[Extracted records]
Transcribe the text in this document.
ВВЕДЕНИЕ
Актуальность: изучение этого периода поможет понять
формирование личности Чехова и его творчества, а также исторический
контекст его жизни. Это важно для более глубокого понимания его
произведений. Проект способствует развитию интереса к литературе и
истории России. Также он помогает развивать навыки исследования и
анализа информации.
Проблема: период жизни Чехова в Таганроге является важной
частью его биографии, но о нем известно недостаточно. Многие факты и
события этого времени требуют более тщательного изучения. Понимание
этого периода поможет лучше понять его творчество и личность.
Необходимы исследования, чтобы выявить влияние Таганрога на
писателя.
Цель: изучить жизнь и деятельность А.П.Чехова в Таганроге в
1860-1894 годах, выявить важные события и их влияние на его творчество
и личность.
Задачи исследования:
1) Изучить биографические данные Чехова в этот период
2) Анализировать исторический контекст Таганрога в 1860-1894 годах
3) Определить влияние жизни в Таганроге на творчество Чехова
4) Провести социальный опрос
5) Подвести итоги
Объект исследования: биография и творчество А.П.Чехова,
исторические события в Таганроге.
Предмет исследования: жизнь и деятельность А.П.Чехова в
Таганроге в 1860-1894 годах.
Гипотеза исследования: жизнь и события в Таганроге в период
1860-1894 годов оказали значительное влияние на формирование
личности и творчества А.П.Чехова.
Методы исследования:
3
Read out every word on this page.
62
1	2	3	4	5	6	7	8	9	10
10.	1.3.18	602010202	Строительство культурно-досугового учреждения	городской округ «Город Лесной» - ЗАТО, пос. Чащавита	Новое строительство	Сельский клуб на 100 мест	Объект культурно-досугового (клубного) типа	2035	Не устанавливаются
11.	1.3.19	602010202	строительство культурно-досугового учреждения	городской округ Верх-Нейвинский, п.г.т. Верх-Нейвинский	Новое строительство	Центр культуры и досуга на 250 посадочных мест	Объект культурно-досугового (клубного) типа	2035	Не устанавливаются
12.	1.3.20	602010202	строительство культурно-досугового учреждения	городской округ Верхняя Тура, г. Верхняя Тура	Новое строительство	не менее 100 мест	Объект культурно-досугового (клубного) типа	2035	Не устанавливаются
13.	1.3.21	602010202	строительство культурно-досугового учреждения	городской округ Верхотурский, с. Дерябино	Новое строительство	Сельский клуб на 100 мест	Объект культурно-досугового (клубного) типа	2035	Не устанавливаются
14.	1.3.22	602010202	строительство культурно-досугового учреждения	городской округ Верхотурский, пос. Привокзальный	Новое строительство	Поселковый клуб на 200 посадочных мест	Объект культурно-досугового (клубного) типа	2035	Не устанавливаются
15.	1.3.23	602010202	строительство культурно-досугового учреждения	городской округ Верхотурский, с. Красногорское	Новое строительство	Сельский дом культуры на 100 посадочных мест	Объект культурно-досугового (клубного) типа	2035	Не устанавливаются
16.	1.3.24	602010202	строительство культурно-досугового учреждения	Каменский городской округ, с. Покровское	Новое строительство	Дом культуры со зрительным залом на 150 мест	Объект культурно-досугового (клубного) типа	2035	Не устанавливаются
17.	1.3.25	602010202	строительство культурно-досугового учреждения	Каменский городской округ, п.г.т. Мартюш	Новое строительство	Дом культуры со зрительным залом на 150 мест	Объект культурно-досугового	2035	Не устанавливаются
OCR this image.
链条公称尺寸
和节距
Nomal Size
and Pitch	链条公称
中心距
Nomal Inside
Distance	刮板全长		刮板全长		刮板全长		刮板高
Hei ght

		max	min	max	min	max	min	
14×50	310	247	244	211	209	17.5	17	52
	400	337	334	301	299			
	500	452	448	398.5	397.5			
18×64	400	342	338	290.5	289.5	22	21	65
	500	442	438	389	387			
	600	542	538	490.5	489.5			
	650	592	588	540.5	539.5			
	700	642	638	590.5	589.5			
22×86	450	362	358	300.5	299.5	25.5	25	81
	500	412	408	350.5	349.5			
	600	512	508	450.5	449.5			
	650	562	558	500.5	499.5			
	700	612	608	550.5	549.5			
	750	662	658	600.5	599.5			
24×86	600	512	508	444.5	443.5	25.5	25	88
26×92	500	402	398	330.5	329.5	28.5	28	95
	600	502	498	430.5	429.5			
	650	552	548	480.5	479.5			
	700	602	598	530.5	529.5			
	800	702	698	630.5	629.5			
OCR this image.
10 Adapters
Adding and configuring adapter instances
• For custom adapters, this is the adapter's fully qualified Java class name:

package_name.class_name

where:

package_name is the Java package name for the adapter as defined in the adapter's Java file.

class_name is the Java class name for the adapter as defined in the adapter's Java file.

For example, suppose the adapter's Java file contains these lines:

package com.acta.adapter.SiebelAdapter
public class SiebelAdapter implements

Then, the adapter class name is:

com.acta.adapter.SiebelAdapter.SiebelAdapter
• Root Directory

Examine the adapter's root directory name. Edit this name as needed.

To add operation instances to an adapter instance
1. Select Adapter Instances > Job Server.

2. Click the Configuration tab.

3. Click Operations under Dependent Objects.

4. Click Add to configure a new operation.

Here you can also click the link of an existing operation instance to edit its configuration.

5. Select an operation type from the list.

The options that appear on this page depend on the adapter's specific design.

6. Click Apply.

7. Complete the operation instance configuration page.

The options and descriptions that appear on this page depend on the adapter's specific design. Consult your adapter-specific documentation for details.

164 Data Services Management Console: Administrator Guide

EXERCISE DETAILS.
Output the records verbatim, from the first line to the last.

RESPONSE TO THE EXERCISE.
Transcribe the text in this document.
ВВЕДЕНИЕ
Актуальность: изучение этого периода поможет понять
формирование личности Чехова и его творчества, а также исторический
контекст его жизни. Это важно для более глубокого понимания его
произведений. Проект способствует развитию интереса к литературе и
истории России. Также он помогает развивать навыки исследования и
анализа информации.
Проблема: период жизни Чехова в Таганроге является важной
частью его биографии, но о нем известно недостаточно. Многие факты и
события этого времени требуют более тщательного изучения. Понимание
этого периода поможет лучше понять его творчество и личность.
Необходимы исследования, чтобы выявить влияние Таганрога на
писателя.
Цель: изучить жизнь и деятельность А.П.Чехова в Таганроге в
1860-1894 годах, выявить важные события и их влияние на его творчество
и личность.
Задачи исследования:
1) Изучить биографические данные Чехова в этот период
2) Анализировать исторический контекст Таганрога в 1860-1894 годах
3) Определить влияние жизни в Таганроге на творчество Чехова
4) Провести социальный опрос
5) Подвести итоги
Объект исследования: биография и творчество А.П.Чехова,
исторические события в Таганроге.
Предмет исследования: жизнь и деятельность А.П.Чехова в
Таганроге в 1860-1894 годах.
Гипотеза исследования: жизнь и события в Таганроге в период
1860-1894 годов оказали значительное влияние на формирование
личности и творчества А.П.Чехова.
Методы исследования:
3
Read out every word on this page.
62
1	2	3	4	5	6	7	8	9	10
10.	1.3.18	602010202	Строительство культурно-досугового учреждения	городской округ «Город Лесной» - ЗАТО, пос. Чащавита	Новое строительство	Сельский клуб на 100 мест	Объект культурно-досугового (клубного) типа	2035	Не устанавливаются
11.	1.3.19	602010202	строительство культурно-досугового учреждения	городской округ Верх-Нейвинский, п.г.т. Верх-Нейвинский	Новое строительство	Центр культуры и досуга на 250 посадочных мест	Объект культурно-досугового (клубного) типа	2035	Не устанавливаются
12.	1.3.20	602010202	строительство культурно-досугового учреждения	городской округ Верхняя Тура, г. Верхняя Тура	Новое строительство	не менее 100 мест	Объект культурно-досугового (клубного) типа	2035	Не устанавливаются
13.	1.3.21	602010202	строительство культурно-досугового учреждения	городской округ Верхотурский, с. Дерябино	Новое строительство	Сельский клуб на 100 мест	Объект культурно-досугового (клубного) типа	2035	Не устанавливаются
14.	1.3.22	602010202	строительство культурно-досугового учреждения	городской округ Верхотурский, пос. Привокзальный	Новое строительство	Поселковый клуб на 200 посадочных мест	Объект культурно-досугового (клубного) типа	2035	Не устанавливаются
15.	1.3.23	602010202	строительство культурно-досугового учреждения	городской округ Верхотурский, с. Красногорское	Новое строительство	Сельский дом культуры на 100 посадочных мест	Объект культурно-досугового (клубного) типа	2035	Не устанавливаются
16.	1.3.24	602010202	строительство культурно-досугового учреждения	Каменский городской округ, с. Покровское	Новое строительство	Дом культуры со зрительным залом на 150 мест	Объект культурно-досугового (клубного) типа	2035	Не устанавливаются
17.	1.3.25	602010202	строительство культурно-досугового учреждения	Каменский городской округ, п.г.т. Мартюш	Новое строительство	Дом культуры со зрительным залом на 150 мест	Объект культурно-досугового	2035	Не устанавливаются
OCR this image.
链条公称尺寸
和节距
Nomal Size
and Pitch	链条公称
中心距
Nomal Inside
Distance	刮板全长		刮板全长		刮板全长		刮板高
Hei ght

		max	min	max	min	max	min	
14×50	310	247	244	211	209	17.5	17	52
	400	337	334	301	299			
	500	452	448	398.5	397.5			
18×64	400	342	338	290.5	289.5	22	21	65
	500	442	438	389	387			
	600	542	538	490.5	489.5			
	650	592	588	540.5	539.5			
	700	642	638	590.5	589.5			
22×86	450	362	358	300.5	299.5	25.5	25	81
	500	412	408	350.5	349.5			
	600	512	508	450.5	449.5			
	650	562	558	500.5	499.5			
	700	612	608	550.5	549.5			
	750	662	658	600.5	599.5			
24×86	600	512	508	444.5	443.5	25.5	25	88
26×92	500	402	398	330.5	329.5	28.5	28	95
	600	502	498	430.5	429.5			
	650	552	548	480.5	479.5			
	700	602	598	530.5	529.5			
	800	702	698	630.5	629.5			
OCR this image.
10 Adapters
Adding and configuring adapter instances
• For custom adapters, this is the adapter's fully qualified Java class name:

package_name.class_name

where:

package_name is the Java package name for the adapter as defined in the adapter's Java file.

class_name is the Java class name for the adapter as defined in the adapter's Java file.

For example, suppose the adapter's Java file contains these lines:

package com.acta.adapter.SiebelAdapter
public class SiebelAdapter implements

Then, the adapter class name is:

com.acta.adapter.SiebelAdapter.SiebelAdapter
• Root Directory

Examine the adapter's root directory name. Edit this name as needed.

To add operation instances to an adapter instance
1. Select Adapter Instances > Job Server.

2. Click the Configuration tab.

3. Click Operations under Dependent Objects.

4. Click Add to configure a new operation.

Here you can also click the link of an existing operation instance to edit its configuration.

5. Select an operation type from the list.

The options that appear on this page depend on the adapter's specific design.

6. Click Apply.

7. Complete the operation instance configuration page.

The options and descriptions that appear on this page depend on the adapter's specific design. Consult your adapter-specific documentation for details.

164 Data Services Management Console: Administrator Guide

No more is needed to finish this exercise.